* **WRITTEN REQUEST**:
Reproduce the lines of the listing, without any change, from the line containing "395, 465, 411]" through the line containing "729, 611, 745]".

- - - - -

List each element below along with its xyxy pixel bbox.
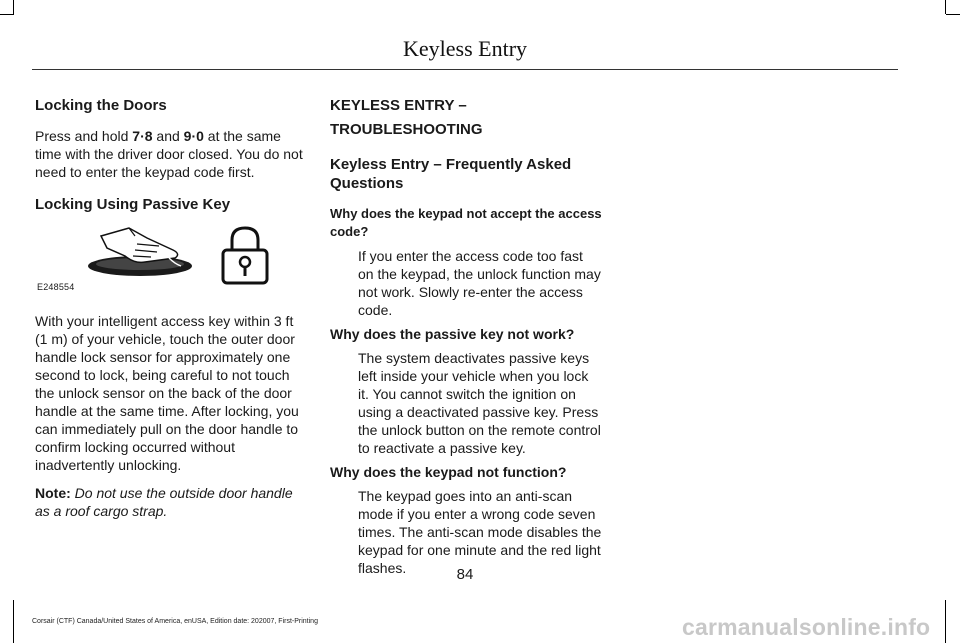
crop-mark [946, 14, 960, 15]
note [35, 484, 303, 520]
note-label: Note: [35, 485, 71, 501]
crop-mark [13, 600, 14, 643]
passive-key-illustration [35, 224, 303, 292]
key-label: 9·0 [183, 128, 204, 144]
faq-answer: The keypad goes into an anti-scan mode if you enter a wrong code seven times. The anti-scan mode disables the keypad for one minute and the red light flashes. [358, 488, 602, 576]
crop-mark [13, 0, 14, 14]
crop-mark [0, 14, 14, 15]
running-title: Keyless Entry [402, 36, 528, 61]
faq-answer: The system deactivates passive keys left inside your vehicle when you lock it. You cannot switch the ignition on using a deactivated passive key. Press the unlock button on the remote control to reactivate a passive key. [358, 350, 601, 456]
left-column [35, 96, 303, 520]
faq-question: Why does the keypad not function? [330, 464, 567, 480]
watermark: carmanualsonline.info [682, 614, 931, 640]
text: and [152, 128, 184, 144]
right-column [330, 96, 602, 577]
heading-locking-doors: Locking the Doors [35, 97, 167, 114]
text: Press and hold [35, 128, 133, 144]
hand-touch-sensor-icon [85, 226, 195, 282]
note-text: Do not use the outside door handle as a roof cargo strap. [35, 485, 293, 519]
lock-icon [219, 224, 271, 286]
crop-mark [945, 600, 946, 643]
faq-answer: If you enter the access code too fast on the keypad, the unlock function may not work. Slowly re-enter the access code. [358, 248, 601, 318]
key-label: 7·8 [132, 128, 153, 144]
section-title-line1: KEYLESS ENTRY – [330, 97, 467, 114]
text: at the same time with the driver door closed. You do not need to enter the keypad code first. [35, 128, 303, 180]
page-number: 84 [456, 566, 474, 583]
heading-passive-key: Locking Using Passive Key [35, 196, 231, 213]
faq-question: Why does the keypad not accept the access code? [330, 206, 602, 239]
image-code: E248554 [37, 282, 75, 292]
footer-edition: Corsair (CTF) Canada/United States of America, enUSA, Edition date: 202007, First-Printing [32, 618, 318, 625]
paragraph-passive-key-lock: With your intelligent access key within 3 ft (1 m) of your vehicle, touch the outer door handle lock sensor for approximately one second to lock, being careful to not touch the unlock sensor on the back of the door handle at the same time. After locking, you can immediately pull on the door handle to confirm locking occurred without inadvertently unlocking. [35, 313, 299, 473]
crop-mark [945, 0, 946, 14]
section-title-line2: TROUBLESHOOTING [330, 121, 483, 138]
subsection-title: Keyless Entry – Frequently Asked Questions [330, 156, 572, 192]
faq-question: Why does the passive key not work? [330, 326, 575, 342]
header-rule [32, 69, 898, 70]
paragraph-keypad-lock [35, 127, 303, 181]
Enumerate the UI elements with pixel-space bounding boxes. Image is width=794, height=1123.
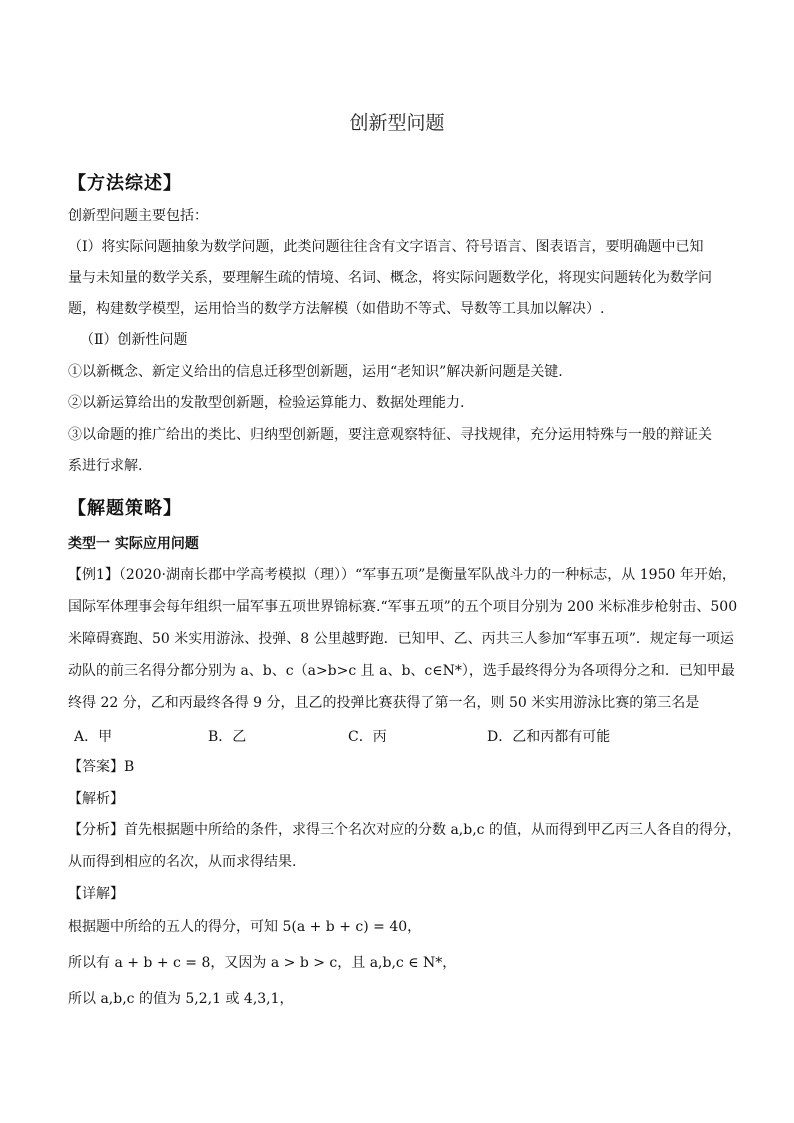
method-line: ②以新运算给出的发散型创新题，检验运算能力、数据处理能力.	[68, 395, 465, 411]
method-line: （Ⅱ）创新性问题	[80, 332, 188, 348]
method-line: （Ⅰ）将实际问题抽象为数学问题，此类问题往往含有文字语言、符号语言、图表语言，要明确题中已知	[68, 239, 704, 255]
method-heading: 【方法综述】	[68, 173, 182, 194]
method-line: 题，构建数学模型，运用恰当的数学方法解模（如借助不等式、导数等工具加以解决）.	[68, 301, 605, 317]
method-line: 创新型问题主要包括：	[68, 208, 208, 224]
method-line: 系进行求解.	[68, 458, 143, 474]
option-b: B．乙	[208, 729, 247, 745]
strategy-heading: 【解题策略】	[68, 498, 182, 519]
type-title: 类型一 实际应用问题	[68, 536, 199, 552]
detail-label: 【详解】	[68, 886, 124, 902]
option-a: A．甲	[74, 729, 113, 745]
option-d: D．乙和丙都有可能	[487, 729, 611, 745]
example-line: 米障碍赛跑、50 米实用游泳、投弹、8 公里越野跑．已知甲、乙、丙共三人参加“军事五项”．规定每一项运	[68, 631, 734, 647]
page-title: 创新型问题	[349, 112, 445, 134]
example-line: 国际军体理事会每年组织一届军事五项世界锦标赛.“军事五项”的五个项目分别为 200 米标准步枪射击、500	[68, 599, 738, 615]
option-c: C．丙	[348, 729, 387, 745]
answer: 【答案】B	[68, 759, 135, 775]
detail-line: 所以 a,b,c 的值为 5,2,1 或 4,3,1，	[68, 991, 294, 1007]
example-line: 动队的前三名得分都分别为 a、b、c（a>b>c 且 a、b、c∈N*），选手最终得分为各项得分之和．已知甲最	[68, 663, 735, 679]
analysis-line: 从而得到相应的名次，从而求得结果.	[68, 854, 297, 870]
example-line: 【例1】（2020·湖南长郡中学高考模拟（理））“军事五项”是衡量军队战斗力的一种标志，从 1950 年开始，	[68, 567, 736, 583]
method-line: ③以命题的推广给出的类比、归纳型创新题，要注意观察特征、寻找规律，充分运用特殊与一般的辩证关	[68, 427, 712, 443]
detail-line: 所以有 a + b + c = 8，又因为 a > b > c，且 a,b,c ∈ N*，	[68, 955, 457, 971]
analysis-label: 【解析】	[68, 791, 124, 807]
detail-line: 根据题中所给的五人的得分，可知 5(a + b + c) = 40，	[68, 919, 422, 935]
analysis-line: 【分析】首先根据题中所给的条件，求得三个名次对应的分数 a,b,c 的值，从而得到甲乙丙三人各自的得分，	[68, 822, 741, 838]
method-line: ①以新概念、新定义给出的信息迁移型创新题，运用“老知识”解决新问题是关键.	[68, 364, 563, 380]
method-line: 量与未知量的数学关系，要理解生疏的情境、名词、概念，将实际问题数学化，将现实问题转化为数学问	[68, 270, 712, 286]
example-line: 终得 22 分，乙和丙最终各得 9 分，且乙的投弹比赛获得了第一名，则 50 米实用游泳比赛的第三名是	[68, 695, 700, 711]
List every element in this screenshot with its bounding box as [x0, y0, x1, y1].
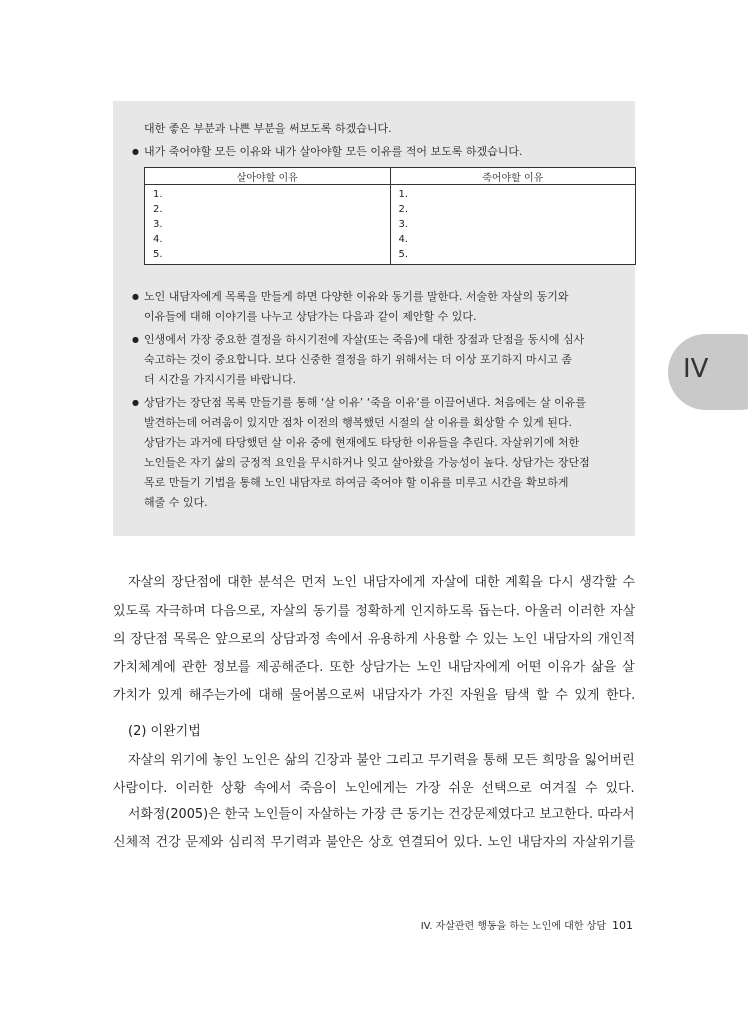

- - - - -

* **WRITTEN SOLUTION**:
method-line: ②以新运算给出的发散型创新题，检验运算能力、数据处理能力.	[68, 395, 465, 411]
method-line: （Ⅱ）创新性问题	[80, 332, 188, 348]
method-line: （Ⅰ）将实际问题抽象为数学问题，此类问题往往含有文字语言、符号语言、图表语言，要明确题中已知	[68, 239, 704, 255]
method-heading: 【方法综述】	[68, 173, 182, 194]
method-line: 题，构建数学模型，运用恰当的数学方法解模（如借助不等式、导数等工具加以解决）.	[68, 301, 605, 317]
method-line: 创新型问题主要包括：	[68, 208, 208, 224]
method-line: 系进行求解.	[68, 458, 143, 474]
option-b: B．乙	[208, 729, 247, 745]
strategy-heading: 【解题策略】	[68, 498, 182, 519]
type-title: 类型一 实际应用问题	[68, 536, 199, 552]
detail-label: 【详解】	[68, 886, 124, 902]
option-a: A．甲	[74, 729, 113, 745]
option-d: D．乙和丙都有可能	[487, 729, 611, 745]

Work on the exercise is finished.